WHAT TO PRODUCE ::
Tally up the lines carrying the string "icon" and respond with only the resulting number.

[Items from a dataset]
'''

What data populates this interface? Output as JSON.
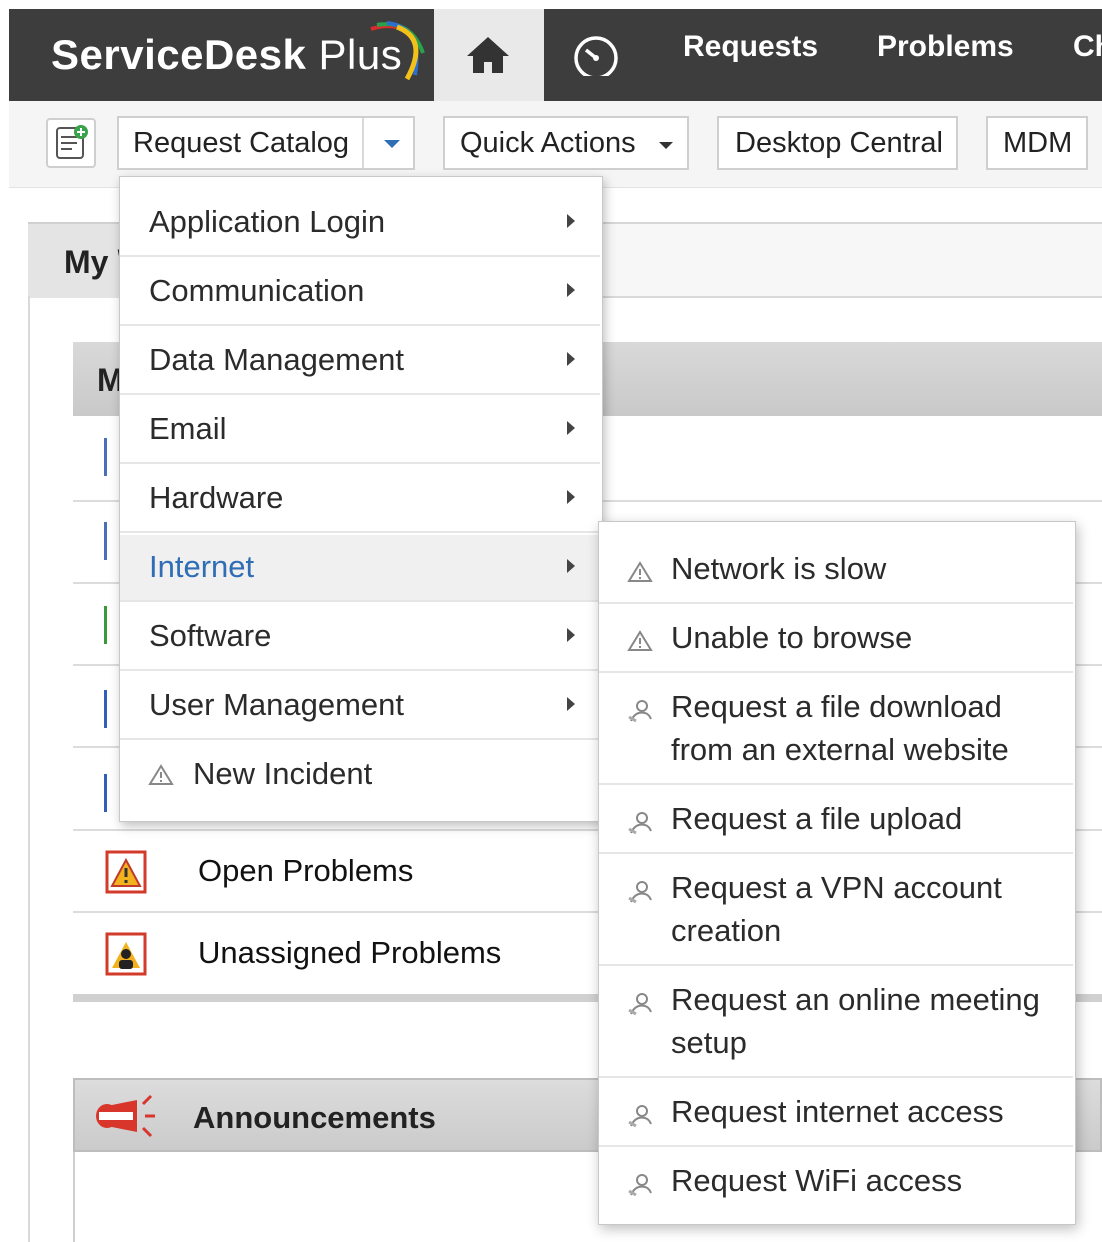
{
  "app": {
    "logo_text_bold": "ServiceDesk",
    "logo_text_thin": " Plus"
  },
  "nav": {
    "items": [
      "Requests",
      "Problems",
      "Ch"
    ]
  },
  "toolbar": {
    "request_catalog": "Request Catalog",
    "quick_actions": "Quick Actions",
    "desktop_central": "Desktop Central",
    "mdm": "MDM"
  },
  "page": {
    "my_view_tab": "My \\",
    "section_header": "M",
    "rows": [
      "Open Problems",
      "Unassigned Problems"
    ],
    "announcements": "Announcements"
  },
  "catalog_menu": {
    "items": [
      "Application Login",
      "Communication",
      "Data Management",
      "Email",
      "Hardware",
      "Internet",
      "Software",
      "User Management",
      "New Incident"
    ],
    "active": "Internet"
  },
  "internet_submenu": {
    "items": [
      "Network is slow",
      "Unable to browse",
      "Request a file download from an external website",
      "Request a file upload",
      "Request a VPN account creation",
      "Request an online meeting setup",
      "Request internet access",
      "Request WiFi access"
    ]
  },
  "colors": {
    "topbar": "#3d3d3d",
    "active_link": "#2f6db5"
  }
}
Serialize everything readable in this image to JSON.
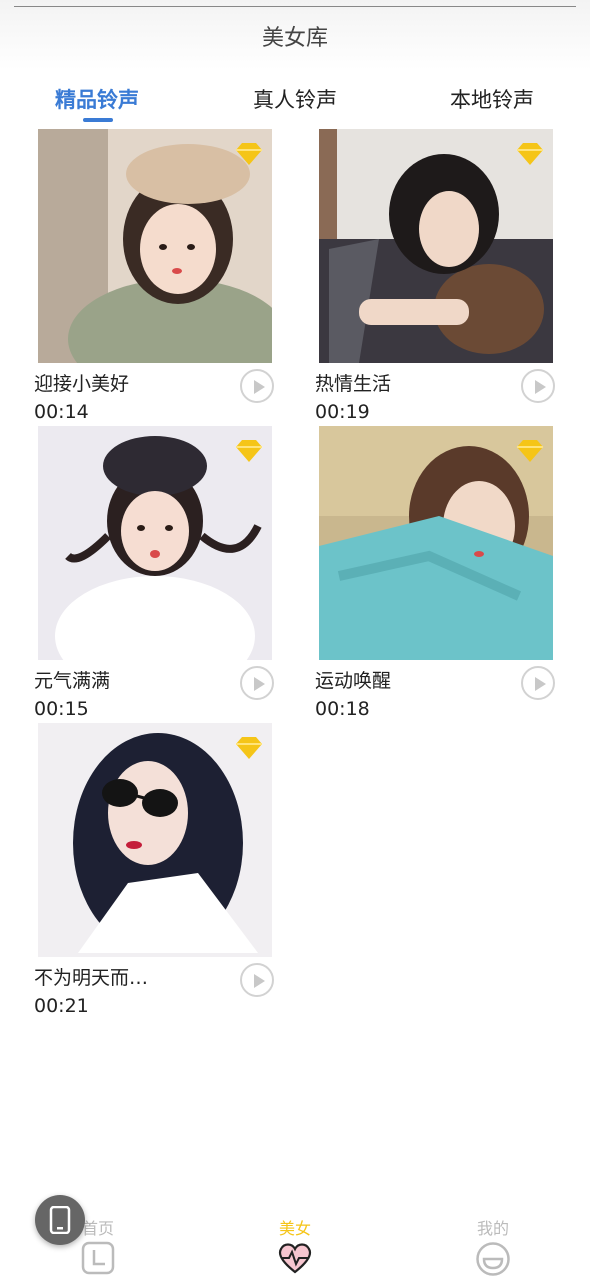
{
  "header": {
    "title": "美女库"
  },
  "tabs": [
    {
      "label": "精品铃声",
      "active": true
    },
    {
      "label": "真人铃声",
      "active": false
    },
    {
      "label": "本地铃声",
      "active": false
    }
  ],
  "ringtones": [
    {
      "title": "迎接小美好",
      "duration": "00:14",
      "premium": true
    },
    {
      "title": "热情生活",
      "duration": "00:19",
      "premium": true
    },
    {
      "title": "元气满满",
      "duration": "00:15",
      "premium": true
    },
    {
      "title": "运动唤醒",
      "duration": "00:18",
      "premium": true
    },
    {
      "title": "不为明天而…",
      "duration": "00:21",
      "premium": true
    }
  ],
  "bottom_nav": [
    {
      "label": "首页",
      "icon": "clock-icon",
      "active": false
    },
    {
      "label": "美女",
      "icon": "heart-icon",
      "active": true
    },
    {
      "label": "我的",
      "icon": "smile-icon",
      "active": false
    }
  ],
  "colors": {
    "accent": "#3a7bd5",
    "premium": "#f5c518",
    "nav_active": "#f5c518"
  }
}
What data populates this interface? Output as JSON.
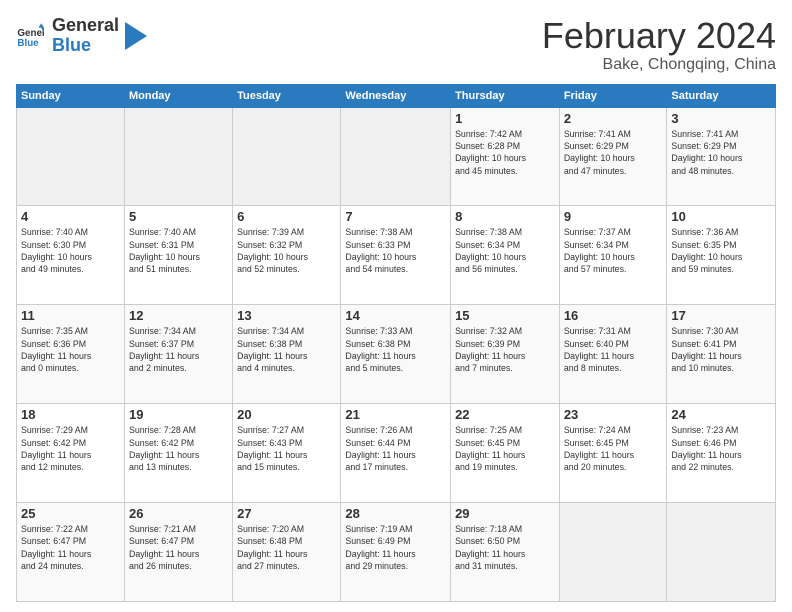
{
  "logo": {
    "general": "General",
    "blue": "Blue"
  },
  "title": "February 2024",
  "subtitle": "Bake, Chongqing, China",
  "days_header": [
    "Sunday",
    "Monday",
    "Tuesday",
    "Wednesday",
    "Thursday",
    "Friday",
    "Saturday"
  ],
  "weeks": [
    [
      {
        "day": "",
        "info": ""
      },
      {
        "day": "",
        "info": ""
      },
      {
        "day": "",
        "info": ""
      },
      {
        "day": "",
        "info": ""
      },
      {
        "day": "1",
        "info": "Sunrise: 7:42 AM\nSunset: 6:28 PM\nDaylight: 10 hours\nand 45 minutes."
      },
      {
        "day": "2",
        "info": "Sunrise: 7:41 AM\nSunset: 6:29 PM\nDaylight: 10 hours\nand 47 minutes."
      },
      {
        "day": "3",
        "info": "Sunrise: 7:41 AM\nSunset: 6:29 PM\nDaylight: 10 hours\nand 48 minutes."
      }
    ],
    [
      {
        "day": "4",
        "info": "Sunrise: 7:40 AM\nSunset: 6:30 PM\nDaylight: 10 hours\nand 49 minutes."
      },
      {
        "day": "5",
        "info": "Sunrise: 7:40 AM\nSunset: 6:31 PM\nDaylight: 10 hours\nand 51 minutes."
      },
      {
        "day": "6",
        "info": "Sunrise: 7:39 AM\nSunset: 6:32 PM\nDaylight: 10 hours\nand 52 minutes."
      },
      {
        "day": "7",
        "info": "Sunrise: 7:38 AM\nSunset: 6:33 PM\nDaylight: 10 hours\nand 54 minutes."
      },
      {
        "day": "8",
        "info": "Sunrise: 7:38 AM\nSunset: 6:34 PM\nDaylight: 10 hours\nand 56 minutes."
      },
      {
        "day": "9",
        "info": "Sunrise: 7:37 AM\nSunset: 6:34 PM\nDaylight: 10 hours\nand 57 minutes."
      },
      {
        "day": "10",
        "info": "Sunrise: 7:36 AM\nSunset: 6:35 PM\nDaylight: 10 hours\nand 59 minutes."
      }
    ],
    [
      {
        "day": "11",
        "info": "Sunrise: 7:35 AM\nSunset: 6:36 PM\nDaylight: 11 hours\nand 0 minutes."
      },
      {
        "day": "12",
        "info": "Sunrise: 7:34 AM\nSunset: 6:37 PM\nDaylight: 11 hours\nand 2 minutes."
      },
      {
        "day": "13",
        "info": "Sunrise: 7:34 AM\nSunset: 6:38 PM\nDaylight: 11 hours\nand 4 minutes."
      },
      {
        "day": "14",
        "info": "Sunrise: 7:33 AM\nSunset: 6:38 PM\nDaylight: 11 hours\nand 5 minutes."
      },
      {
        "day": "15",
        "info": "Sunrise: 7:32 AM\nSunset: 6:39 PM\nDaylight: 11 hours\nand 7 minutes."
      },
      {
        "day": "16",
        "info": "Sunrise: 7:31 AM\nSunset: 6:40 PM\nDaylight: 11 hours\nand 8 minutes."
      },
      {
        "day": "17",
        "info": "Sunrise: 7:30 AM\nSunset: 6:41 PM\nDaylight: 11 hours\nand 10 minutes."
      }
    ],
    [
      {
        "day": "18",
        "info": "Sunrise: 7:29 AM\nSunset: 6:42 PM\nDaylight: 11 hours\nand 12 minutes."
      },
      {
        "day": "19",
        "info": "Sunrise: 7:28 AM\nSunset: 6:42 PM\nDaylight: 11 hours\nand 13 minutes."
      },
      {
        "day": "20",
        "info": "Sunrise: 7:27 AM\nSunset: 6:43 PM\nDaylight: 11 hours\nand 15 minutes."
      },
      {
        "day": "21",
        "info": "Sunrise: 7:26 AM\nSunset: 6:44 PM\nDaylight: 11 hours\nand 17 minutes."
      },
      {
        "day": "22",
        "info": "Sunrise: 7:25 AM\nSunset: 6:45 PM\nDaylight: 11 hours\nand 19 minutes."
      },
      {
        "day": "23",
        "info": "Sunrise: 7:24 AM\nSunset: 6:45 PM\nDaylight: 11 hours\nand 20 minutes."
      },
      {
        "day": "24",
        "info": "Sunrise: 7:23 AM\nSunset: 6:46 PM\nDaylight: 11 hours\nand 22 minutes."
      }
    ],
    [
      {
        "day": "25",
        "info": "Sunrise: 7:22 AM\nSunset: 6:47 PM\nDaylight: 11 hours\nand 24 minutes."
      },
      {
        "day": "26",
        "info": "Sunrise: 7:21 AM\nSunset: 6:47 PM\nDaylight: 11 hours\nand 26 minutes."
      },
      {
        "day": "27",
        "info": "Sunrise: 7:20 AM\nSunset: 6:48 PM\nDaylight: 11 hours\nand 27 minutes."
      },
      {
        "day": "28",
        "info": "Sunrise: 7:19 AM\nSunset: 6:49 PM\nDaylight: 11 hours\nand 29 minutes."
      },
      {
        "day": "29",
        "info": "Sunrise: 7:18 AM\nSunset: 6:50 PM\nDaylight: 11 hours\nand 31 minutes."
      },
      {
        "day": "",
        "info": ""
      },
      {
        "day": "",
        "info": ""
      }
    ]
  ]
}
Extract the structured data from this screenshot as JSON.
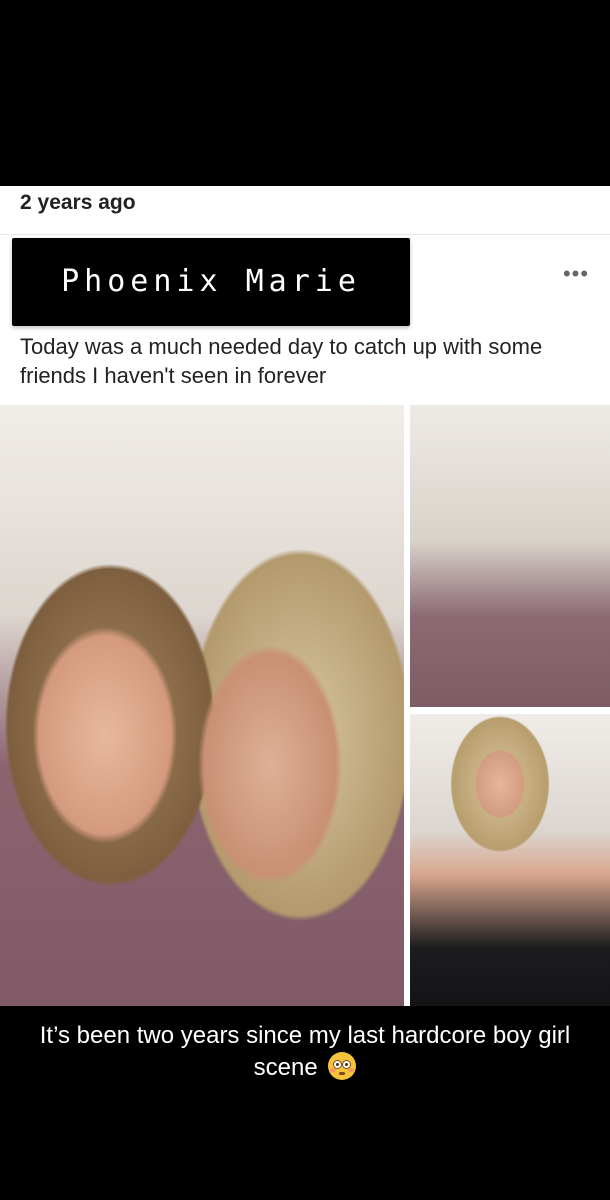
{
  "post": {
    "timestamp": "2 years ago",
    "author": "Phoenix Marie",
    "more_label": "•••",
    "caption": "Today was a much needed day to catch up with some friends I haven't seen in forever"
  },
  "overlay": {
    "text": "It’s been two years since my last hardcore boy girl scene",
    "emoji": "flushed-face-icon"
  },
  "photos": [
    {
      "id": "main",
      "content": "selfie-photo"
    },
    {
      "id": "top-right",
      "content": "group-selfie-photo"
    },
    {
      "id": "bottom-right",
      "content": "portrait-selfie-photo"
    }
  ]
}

'''

IN RESPONSE ::
4